- [Your goal]
Write out the material exactly, with the pictures left out.

- [Data provided]
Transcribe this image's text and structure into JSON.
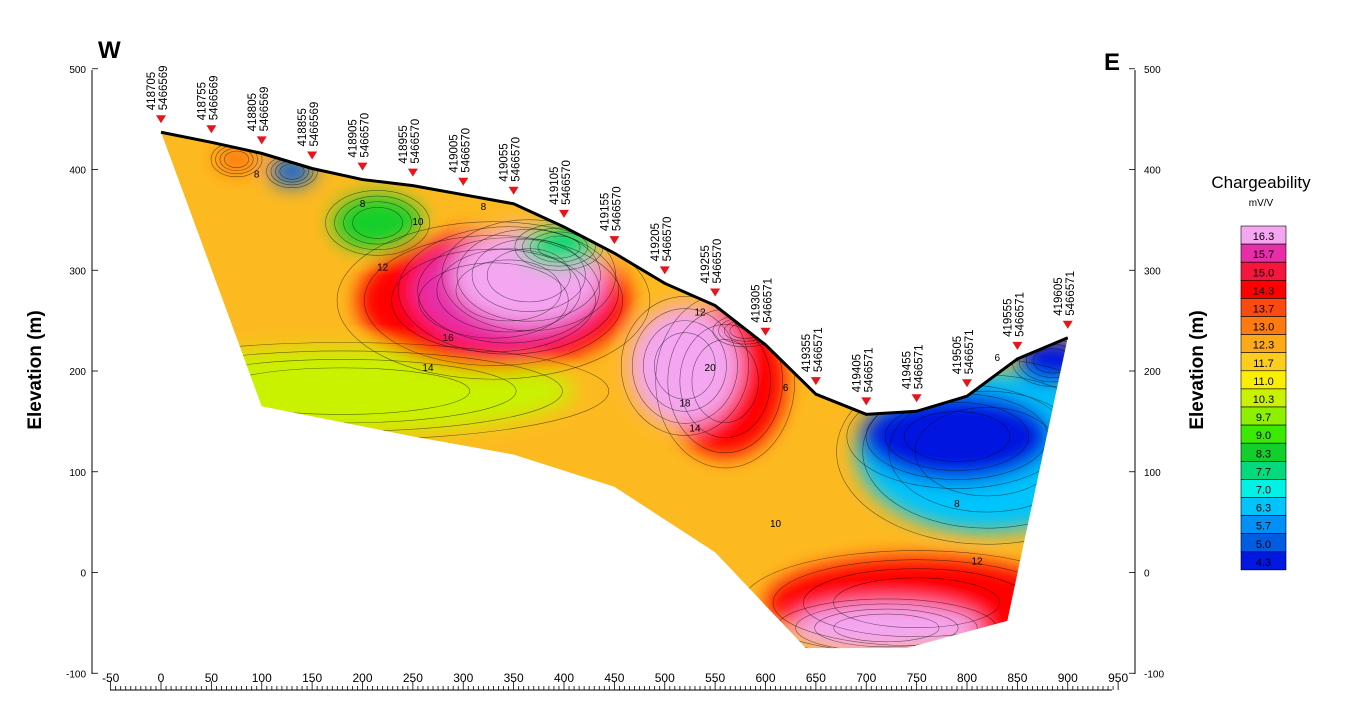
{
  "chart_data": {
    "type": "heatmap",
    "title": "",
    "direction_left": "W",
    "direction_right": "E",
    "ylabel_left": "Elevation (m)",
    "ylabel_right": "Elevation (m)",
    "xlim": [
      -50,
      950
    ],
    "ylim": [
      -100,
      500
    ],
    "x_ticks": [
      -50,
      0,
      50,
      100,
      150,
      200,
      250,
      300,
      350,
      400,
      450,
      500,
      550,
      600,
      650,
      700,
      750,
      800,
      850,
      900,
      950
    ],
    "y_ticks_left": [
      -100,
      0,
      100,
      200,
      300,
      400,
      500
    ],
    "y_ticks_right": [
      -100,
      0,
      100,
      200,
      300,
      400,
      500
    ],
    "surface_profile": [
      {
        "x": 0,
        "y": 437
      },
      {
        "x": 50,
        "y": 427
      },
      {
        "x": 100,
        "y": 416
      },
      {
        "x": 150,
        "y": 401
      },
      {
        "x": 200,
        "y": 390
      },
      {
        "x": 250,
        "y": 384
      },
      {
        "x": 300,
        "y": 375
      },
      {
        "x": 350,
        "y": 366
      },
      {
        "x": 400,
        "y": 343
      },
      {
        "x": 450,
        "y": 317
      },
      {
        "x": 500,
        "y": 287
      },
      {
        "x": 550,
        "y": 265
      },
      {
        "x": 600,
        "y": 226
      },
      {
        "x": 650,
        "y": 177
      },
      {
        "x": 700,
        "y": 157
      },
      {
        "x": 750,
        "y": 160
      },
      {
        "x": 800,
        "y": 175
      },
      {
        "x": 850,
        "y": 212
      },
      {
        "x": 900,
        "y": 233
      }
    ],
    "stations": [
      {
        "x": 0,
        "easting": "418705",
        "northing": "5466569"
      },
      {
        "x": 50,
        "easting": "418755",
        "northing": "5466569"
      },
      {
        "x": 100,
        "easting": "418805",
        "northing": "5466569"
      },
      {
        "x": 150,
        "easting": "418855",
        "northing": "5466569"
      },
      {
        "x": 200,
        "easting": "418905",
        "northing": "5466570"
      },
      {
        "x": 250,
        "easting": "418955",
        "northing": "5466570"
      },
      {
        "x": 300,
        "easting": "419005",
        "northing": "5466570"
      },
      {
        "x": 350,
        "easting": "419055",
        "northing": "5466570"
      },
      {
        "x": 400,
        "easting": "419105",
        "northing": "5466570"
      },
      {
        "x": 450,
        "easting": "419155",
        "northing": "5466570"
      },
      {
        "x": 500,
        "easting": "419205",
        "northing": "5466570"
      },
      {
        "x": 550,
        "easting": "419255",
        "northing": "5466570"
      },
      {
        "x": 600,
        "easting": "419305",
        "northing": "5466571"
      },
      {
        "x": 650,
        "easting": "419355",
        "northing": "5466571"
      },
      {
        "x": 700,
        "easting": "419405",
        "northing": "5466571"
      },
      {
        "x": 750,
        "easting": "419455",
        "northing": "5466571"
      },
      {
        "x": 800,
        "easting": "419505",
        "northing": "5466571"
      },
      {
        "x": 850,
        "easting": "419555",
        "northing": "5466571"
      },
      {
        "x": 900,
        "easting": "419605",
        "northing": "5466571"
      }
    ],
    "section_bottom": [
      {
        "x": 100,
        "y": 165
      },
      {
        "x": 250,
        "y": 135
      },
      {
        "x": 350,
        "y": 117
      },
      {
        "x": 450,
        "y": 85
      },
      {
        "x": 550,
        "y": 20
      },
      {
        "x": 640,
        "y": -75
      },
      {
        "x": 740,
        "y": -75
      },
      {
        "x": 840,
        "y": -48
      }
    ],
    "anomalies": [
      {
        "x": 180,
        "y": 180,
        "rx": 230,
        "ry": 42,
        "value": 10.3
      },
      {
        "x": 330,
        "y": 270,
        "rx": 135,
        "ry": 68,
        "value": 14.3
      },
      {
        "x": 345,
        "y": 280,
        "rx": 95,
        "ry": 55,
        "value": 15.7
      },
      {
        "x": 365,
        "y": 295,
        "rx": 75,
        "ry": 48,
        "value": 16.3
      },
      {
        "x": 215,
        "y": 347,
        "rx": 45,
        "ry": 28,
        "value": 8.3
      },
      {
        "x": 75,
        "y": 410,
        "rx": 22,
        "ry": 15,
        "value": 13.0
      },
      {
        "x": 130,
        "y": 398,
        "rx": 22,
        "ry": 14,
        "value": 5.0
      },
      {
        "x": 395,
        "y": 323,
        "rx": 38,
        "ry": 20,
        "value": 7.7
      },
      {
        "x": 580,
        "y": 240,
        "rx": 28,
        "ry": 14,
        "value": 5.0
      },
      {
        "x": 560,
        "y": 190,
        "rx": 60,
        "ry": 75,
        "value": 14.3
      },
      {
        "x": 520,
        "y": 205,
        "rx": 55,
        "ry": 60,
        "value": 16.3
      },
      {
        "x": 820,
        "y": 120,
        "rx": 130,
        "ry": 80,
        "value": 6.3
      },
      {
        "x": 790,
        "y": 135,
        "rx": 95,
        "ry": 45,
        "value": 4.3
      },
      {
        "x": 885,
        "y": 210,
        "rx": 35,
        "ry": 22,
        "value": 4.3
      },
      {
        "x": 750,
        "y": -30,
        "rx": 150,
        "ry": 45,
        "value": 14.3
      },
      {
        "x": 720,
        "y": -55,
        "rx": 95,
        "ry": 25,
        "value": 16.3
      }
    ],
    "contour_labels": [
      {
        "x": 95,
        "y": 392,
        "text": "8"
      },
      {
        "x": 200,
        "y": 363,
        "text": "8"
      },
      {
        "x": 255,
        "y": 345,
        "text": "10"
      },
      {
        "x": 220,
        "y": 300,
        "text": "12"
      },
      {
        "x": 285,
        "y": 230,
        "text": "16"
      },
      {
        "x": 265,
        "y": 200,
        "text": "14"
      },
      {
        "x": 320,
        "y": 360,
        "text": "8"
      },
      {
        "x": 535,
        "y": 255,
        "text": "12"
      },
      {
        "x": 545,
        "y": 200,
        "text": "20"
      },
      {
        "x": 520,
        "y": 165,
        "text": "18"
      },
      {
        "x": 530,
        "y": 140,
        "text": "14"
      },
      {
        "x": 620,
        "y": 180,
        "text": "6"
      },
      {
        "x": 610,
        "y": 45,
        "text": "10"
      },
      {
        "x": 830,
        "y": 210,
        "text": "6"
      },
      {
        "x": 790,
        "y": 65,
        "text": "8"
      },
      {
        "x": 810,
        "y": 8,
        "text": "12"
      }
    ],
    "legend": {
      "title": "Chargeability",
      "unit": "mV/V",
      "placement": "right",
      "levels": [
        "16.3",
        "15.7",
        "15.0",
        "14.3",
        "13.7",
        "13.0",
        "12.3",
        "11.7",
        "11.0",
        "10.3",
        "9.7",
        "9.0",
        "8.3",
        "7.7",
        "7.0",
        "6.3",
        "5.7",
        "5.0",
        "4.3"
      ],
      "colors": [
        "#f4a6f0",
        "#e62ea8",
        "#f4163c",
        "#fe0000",
        "#fb4a10",
        "#fc7a10",
        "#fdaa1a",
        "#fdcd1e",
        "#fbef00",
        "#c9f200",
        "#8ef000",
        "#3bea00",
        "#12cf2c",
        "#05d97e",
        "#00f2e4",
        "#00c4fb",
        "#0090f8",
        "#005ce0",
        "#0018e0"
      ]
    },
    "grid": false
  }
}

- [Task result]
Transcribe this image's text and structure into JSON.
{
  "chart_data": {
    "type": "heatmap",
    "title": "",
    "direction_left": "W",
    "direction_right": "E",
    "ylabel_left": "Elevation (m)",
    "ylabel_right": "Elevation (m)",
    "xlim": [
      -50,
      950
    ],
    "ylim": [
      -100,
      500
    ],
    "x_ticks": [
      -50,
      0,
      50,
      100,
      150,
      200,
      250,
      300,
      350,
      400,
      450,
      500,
      550,
      600,
      650,
      700,
      750,
      800,
      850,
      900,
      950
    ],
    "y_ticks_left": [
      -100,
      0,
      100,
      200,
      300,
      400,
      500
    ],
    "y_ticks_right": [
      -100,
      0,
      100,
      200,
      300,
      400,
      500
    ],
    "surface_profile": [
      {
        "x": 0,
        "y": 437
      },
      {
        "x": 50,
        "y": 427
      },
      {
        "x": 100,
        "y": 416
      },
      {
        "x": 150,
        "y": 401
      },
      {
        "x": 200,
        "y": 390
      },
      {
        "x": 250,
        "y": 384
      },
      {
        "x": 300,
        "y": 375
      },
      {
        "x": 350,
        "y": 366
      },
      {
        "x": 400,
        "y": 343
      },
      {
        "x": 450,
        "y": 317
      },
      {
        "x": 500,
        "y": 287
      },
      {
        "x": 550,
        "y": 265
      },
      {
        "x": 600,
        "y": 226
      },
      {
        "x": 650,
        "y": 177
      },
      {
        "x": 700,
        "y": 157
      },
      {
        "x": 750,
        "y": 160
      },
      {
        "x": 800,
        "y": 175
      },
      {
        "x": 850,
        "y": 212
      },
      {
        "x": 900,
        "y": 233
      }
    ],
    "stations": [
      {
        "x": 0,
        "easting": "418705",
        "northing": "5466569"
      },
      {
        "x": 50,
        "easting": "418755",
        "northing": "5466569"
      },
      {
        "x": 100,
        "easting": "418805",
        "northing": "5466569"
      },
      {
        "x": 150,
        "easting": "418855",
        "northing": "5466569"
      },
      {
        "x": 200,
        "easting": "418905",
        "northing": "5466570"
      },
      {
        "x": 250,
        "easting": "418955",
        "northing": "5466570"
      },
      {
        "x": 300,
        "easting": "419005",
        "northing": "5466570"
      },
      {
        "x": 350,
        "easting": "419055",
        "northing": "5466570"
      },
      {
        "x": 400,
        "easting": "419105",
        "northing": "5466570"
      },
      {
        "x": 450,
        "easting": "419155",
        "northing": "5466570"
      },
      {
        "x": 500,
        "easting": "419205",
        "northing": "5466570"
      },
      {
        "x": 550,
        "easting": "419255",
        "northing": "5466570"
      },
      {
        "x": 600,
        "easting": "419305",
        "northing": "5466571"
      },
      {
        "x": 650,
        "easting": "419355",
        "northing": "5466571"
      },
      {
        "x": 700,
        "easting": "419405",
        "northing": "5466571"
      },
      {
        "x": 750,
        "easting": "419455",
        "northing": "5466571"
      },
      {
        "x": 800,
        "easting": "419505",
        "northing": "5466571"
      },
      {
        "x": 850,
        "easting": "419555",
        "northing": "5466571"
      },
      {
        "x": 900,
        "easting": "419605",
        "northing": "5466571"
      }
    ],
    "section_bottom": [
      {
        "x": 100,
        "y": 165
      },
      {
        "x": 250,
        "y": 135
      },
      {
        "x": 350,
        "y": 117
      },
      {
        "x": 450,
        "y": 85
      },
      {
        "x": 550,
        "y": 20
      },
      {
        "x": 640,
        "y": -75
      },
      {
        "x": 740,
        "y": -75
      },
      {
        "x": 840,
        "y": -48
      }
    ],
    "anomalies": [
      {
        "x": 180,
        "y": 180,
        "rx": 230,
        "ry": 42,
        "value": 10.3
      },
      {
        "x": 330,
        "y": 270,
        "rx": 135,
        "ry": 68,
        "value": 14.3
      },
      {
        "x": 345,
        "y": 280,
        "rx": 95,
        "ry": 55,
        "value": 15.7
      },
      {
        "x": 365,
        "y": 295,
        "rx": 75,
        "ry": 48,
        "value": 16.3
      },
      {
        "x": 215,
        "y": 347,
        "rx": 45,
        "ry": 28,
        "value": 8.3
      },
      {
        "x": 75,
        "y": 410,
        "rx": 22,
        "ry": 15,
        "value": 13.0
      },
      {
        "x": 130,
        "y": 398,
        "rx": 22,
        "ry": 14,
        "value": 5.0
      },
      {
        "x": 395,
        "y": 323,
        "rx": 38,
        "ry": 20,
        "value": 7.7
      },
      {
        "x": 580,
        "y": 240,
        "rx": 28,
        "ry": 14,
        "value": 5.0
      },
      {
        "x": 560,
        "y": 190,
        "rx": 60,
        "ry": 75,
        "value": 14.3
      },
      {
        "x": 520,
        "y": 205,
        "rx": 55,
        "ry": 60,
        "value": 16.3
      },
      {
        "x": 820,
        "y": 120,
        "rx": 130,
        "ry": 80,
        "value": 6.3
      },
      {
        "x": 790,
        "y": 135,
        "rx": 95,
        "ry": 45,
        "value": 4.3
      },
      {
        "x": 885,
        "y": 210,
        "rx": 35,
        "ry": 22,
        "value": 4.3
      },
      {
        "x": 750,
        "y": -30,
        "rx": 150,
        "ry": 45,
        "value": 14.3
      },
      {
        "x": 720,
        "y": -55,
        "rx": 95,
        "ry": 25,
        "value": 16.3
      }
    ],
    "contour_labels": [
      {
        "x": 95,
        "y": 392,
        "text": "8"
      },
      {
        "x": 200,
        "y": 363,
        "text": "8"
      },
      {
        "x": 255,
        "y": 345,
        "text": "10"
      },
      {
        "x": 220,
        "y": 300,
        "text": "12"
      },
      {
        "x": 285,
        "y": 230,
        "text": "16"
      },
      {
        "x": 265,
        "y": 200,
        "text": "14"
      },
      {
        "x": 320,
        "y": 360,
        "text": "8"
      },
      {
        "x": 535,
        "y": 255,
        "text": "12"
      },
      {
        "x": 545,
        "y": 200,
        "text": "20"
      },
      {
        "x": 520,
        "y": 165,
        "text": "18"
      },
      {
        "x": 530,
        "y": 140,
        "text": "14"
      },
      {
        "x": 620,
        "y": 180,
        "text": "6"
      },
      {
        "x": 610,
        "y": 45,
        "text": "10"
      },
      {
        "x": 830,
        "y": 210,
        "text": "6"
      },
      {
        "x": 790,
        "y": 65,
        "text": "8"
      },
      {
        "x": 810,
        "y": 8,
        "text": "12"
      }
    ],
    "legend": {
      "title": "Chargeability",
      "unit": "mV/V",
      "placement": "right",
      "levels": [
        "16.3",
        "15.7",
        "15.0",
        "14.3",
        "13.7",
        "13.0",
        "12.3",
        "11.7",
        "11.0",
        "10.3",
        "9.7",
        "9.0",
        "8.3",
        "7.7",
        "7.0",
        "6.3",
        "5.7",
        "5.0",
        "4.3"
      ],
      "colors": [
        "#f4a6f0",
        "#e62ea8",
        "#f4163c",
        "#fe0000",
        "#fb4a10",
        "#fc7a10",
        "#fdaa1a",
        "#fdcd1e",
        "#fbef00",
        "#c9f200",
        "#8ef000",
        "#3bea00",
        "#12cf2c",
        "#05d97e",
        "#00f2e4",
        "#00c4fb",
        "#0090f8",
        "#005ce0",
        "#0018e0"
      ]
    },
    "grid": false
  }
}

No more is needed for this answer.